-- start Entries supplied --

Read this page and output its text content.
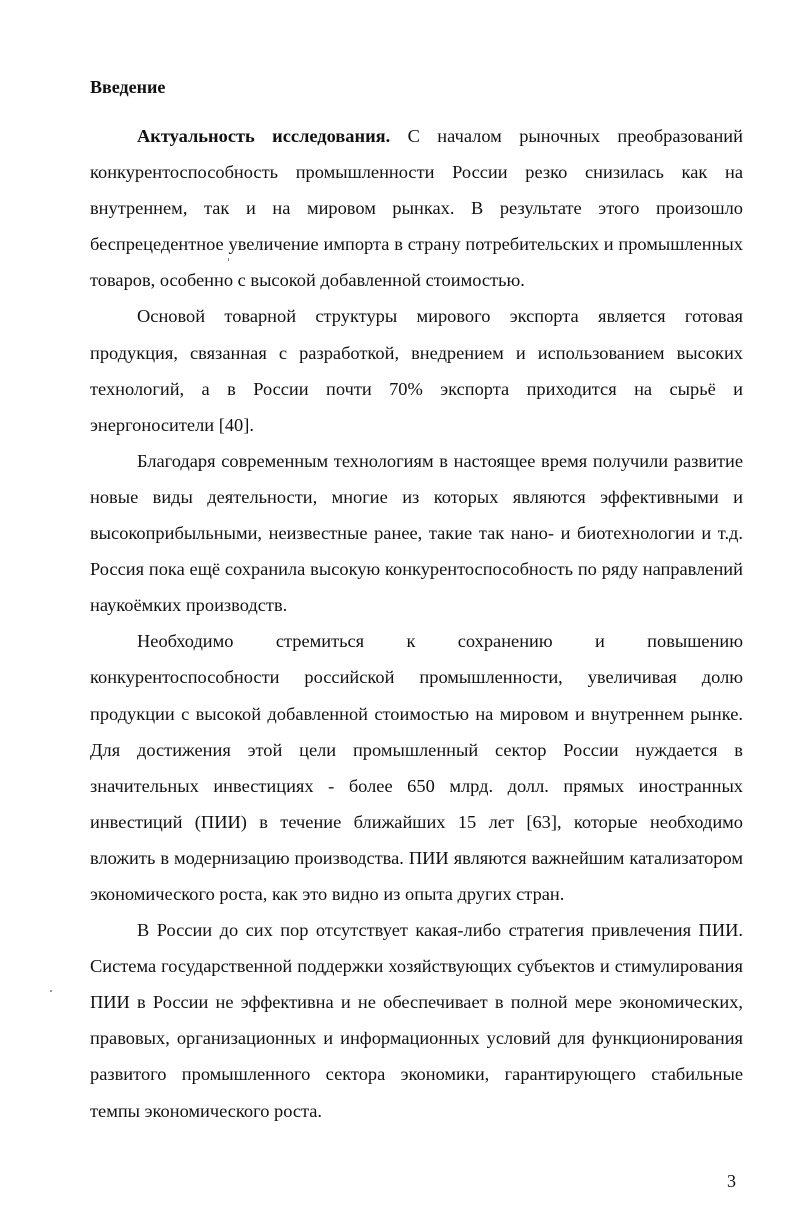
Введение

Актуальность исследования. С началом рыночных преобразований конкурентоспособность промышленности России резко снизилась как на внутреннем, так и на мировом рынках. В результате этого произошло беспрецедентное увеличение импорта в страну потребительских и промышленных товаров, особенно с высокой добавленной стоимостью.

Основой товарной структуры мирового экспорта является готовая продукция, связанная с разработкой, внедрением и использованием высоких технологий, а в России почти 70% экспорта приходится на сырьё и энергоносители [40].

Благодаря современным технологиям в настоящее время получили развитие новые виды деятельности, многие из которых являются эффективными и высокоприбыльными, неизвестные ранее, такие так нано- и биотехнологии и т.д. Россия пока ещё сохранила высокую конкурентоспособность по ряду направлений наукоёмких производств.

Необходимо стремиться к сохранению и повышению конкурентоспособности российской промышленности, увеличивая долю продукции с высокой добавленной стоимостью на мировом и внутреннем рынке. Для достижения этой цели промышленный сектор России нуждается в значительных инвестициях - более 650 млрд. долл. прямых иностранных инвестиций (ПИИ) в течение ближайших 15 лет [63], которые необходимо вложить в модернизацию производства. ПИИ являются важнейшим катализатором экономического роста, как это видно из опыта других стран.

В России до сих пор отсутствует какая-либо стратегия привлечения ПИИ. Система государственной поддержки хозяйствующих субъектов и стимулирования ПИИ в России не эффективна и не обеспечивает в полной мере экономических, правовых, организационных и информационных условий для функционирования развитого промышленного сектора экономики, гарантирующего стабильные темпы экономического роста.

3
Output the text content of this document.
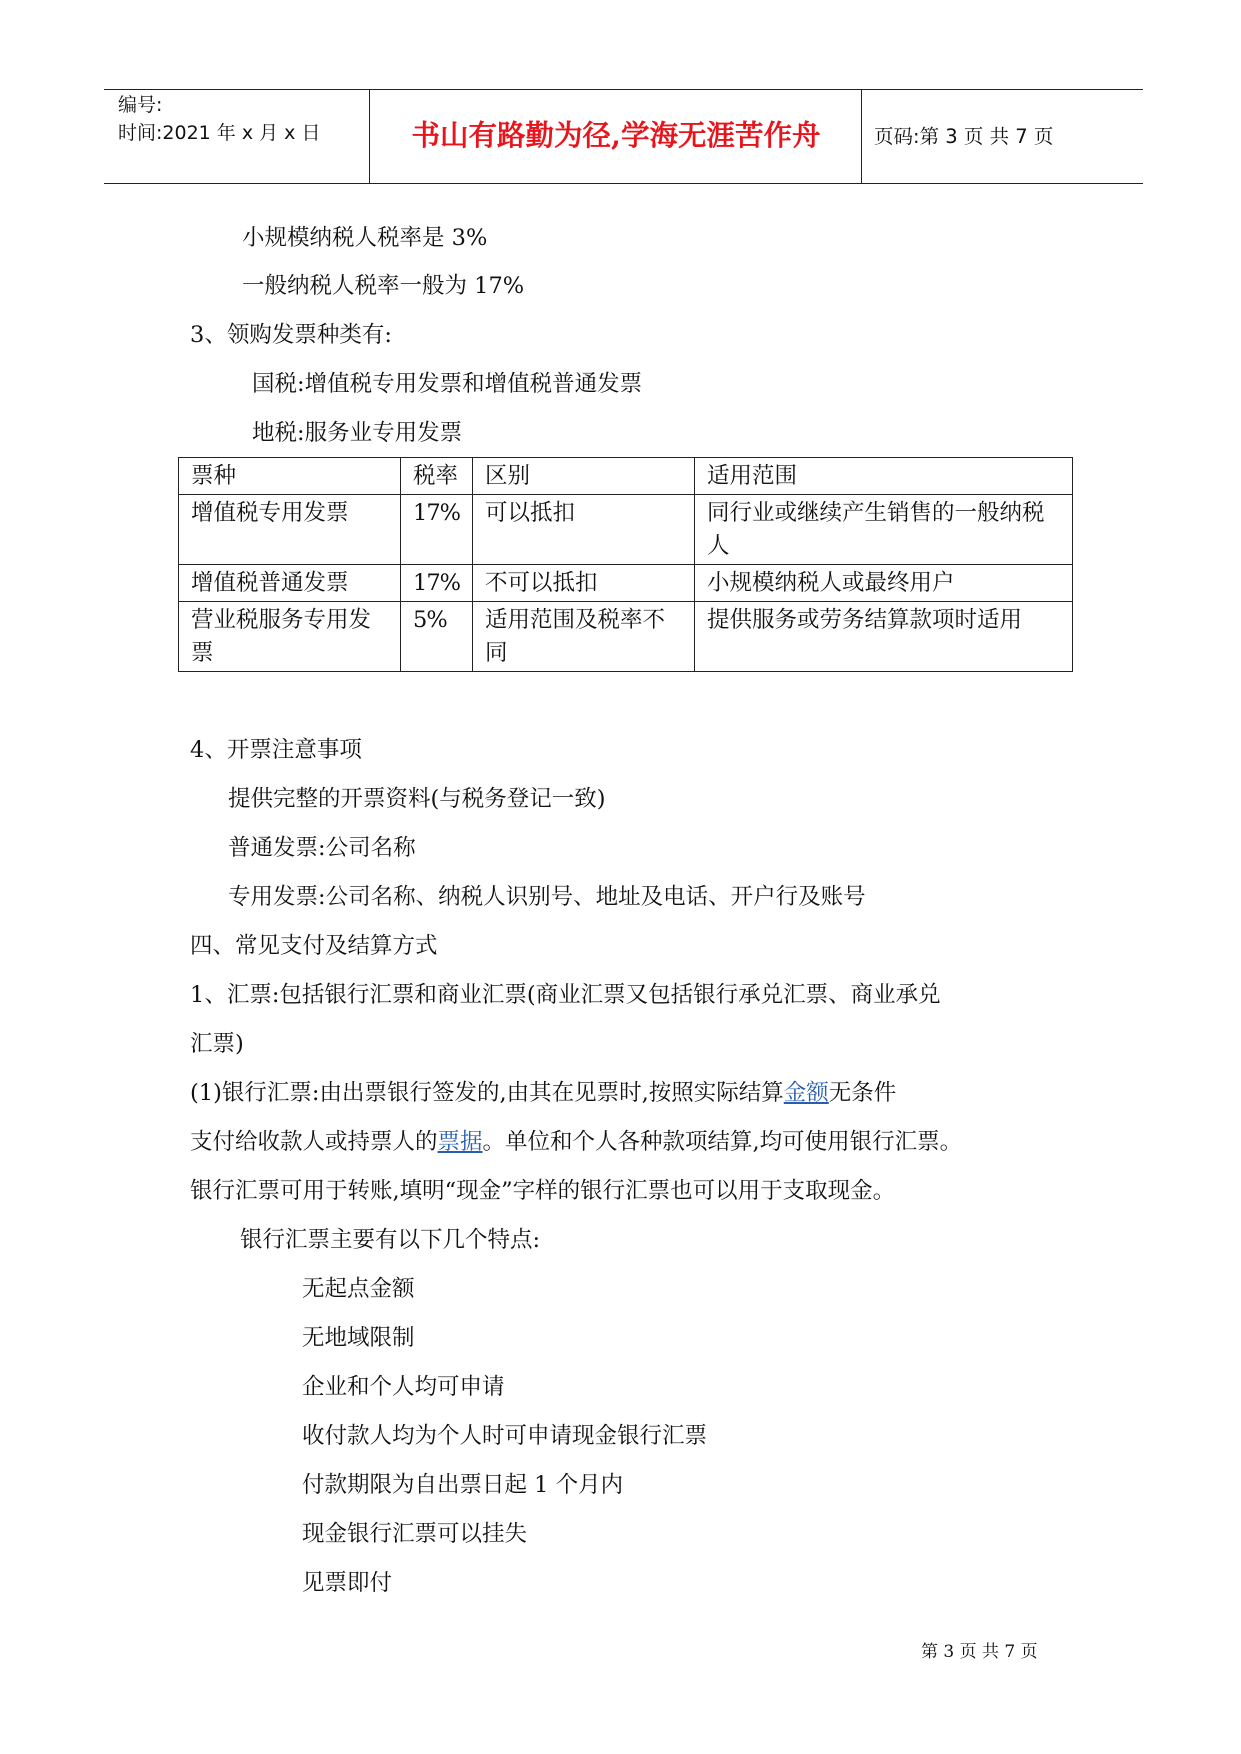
编号:
时间:2021 年 x 月 x 日	书山有路勤为径,学海无涯苦作舟	页码:第 3 页 共 7 页
小规模纳税人税率是 3%
一般纳税人税率一般为 17%
3、领购发票种类有:
国税:增值税专用发票和增值税普通发票
地税:服务业专用发票
票种	税率	区别	适用范围
增值税专用发票	17%	可以抵扣	同行业或继续产生销售的一般纳税人
增值税普通发票	17%	不可以抵扣	小规模纳税人或最终用户
营业税服务专用发票	5%	适用范围及税率不同	提供服务或劳务结算款项时适用
4、开票注意事项
提供完整的开票资料(与税务登记一致)
普通发票:公司名称
专用发票:公司名称、纳税人识别号、地址及电话、开户行及账号
四、常见支付及结算方式
1、汇票:包括银行汇票和商业汇票(商业汇票又包括银行承兑汇票、商业承兑
汇票)
(1)银行汇票:由出票银行签发的,由其在见票时,按照实际结算金额无条件
支付给收款人或持票人的票据。单位和个人各种款项结算,均可使用银行汇票。
银行汇票可用于转账,填明“现金”字样的银行汇票也可以用于支取现金。
银行汇票主要有以下几个特点:
无起点金额
无地域限制
企业和个人均可申请
收付款人均为个人时可申请现金银行汇票
付款期限为自出票日起 1 个月内
现金银行汇票可以挂失
见票即付
第 3 页 共 7 页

-- end Entries supplied --

◆ Written problem:
Within the data above, pick out all lines holding the word "внутреннем".

◆ Solution for this exercise:
Актуальность исследования. С началом рыночных преобразований конкурентоспособность промышленности России резко снизилась как на внутреннем, так и на мировом рынках. В результате этого произошло беспрецедентное увеличение импорта в страну потребительских и промышленных товаров, особенно с высокой добавленной стоимостью.
Необходимо стремиться к сохранению и повышению конкурентоспособности российской промышленности, увеличивая долю продукции с высокой добавленной стоимостью на мировом и внутреннем рынке. Для достижения этой цели промышленный сектор России нуждается в значительных инвестициях - более 650 млрд. долл. прямых иностранных инвестиций (ПИИ) в течение ближайших 15 лет [63], которые необходимо вложить в модернизацию производства. ПИИ являются важнейшим катализатором экономического роста, как это видно из опыта других стран.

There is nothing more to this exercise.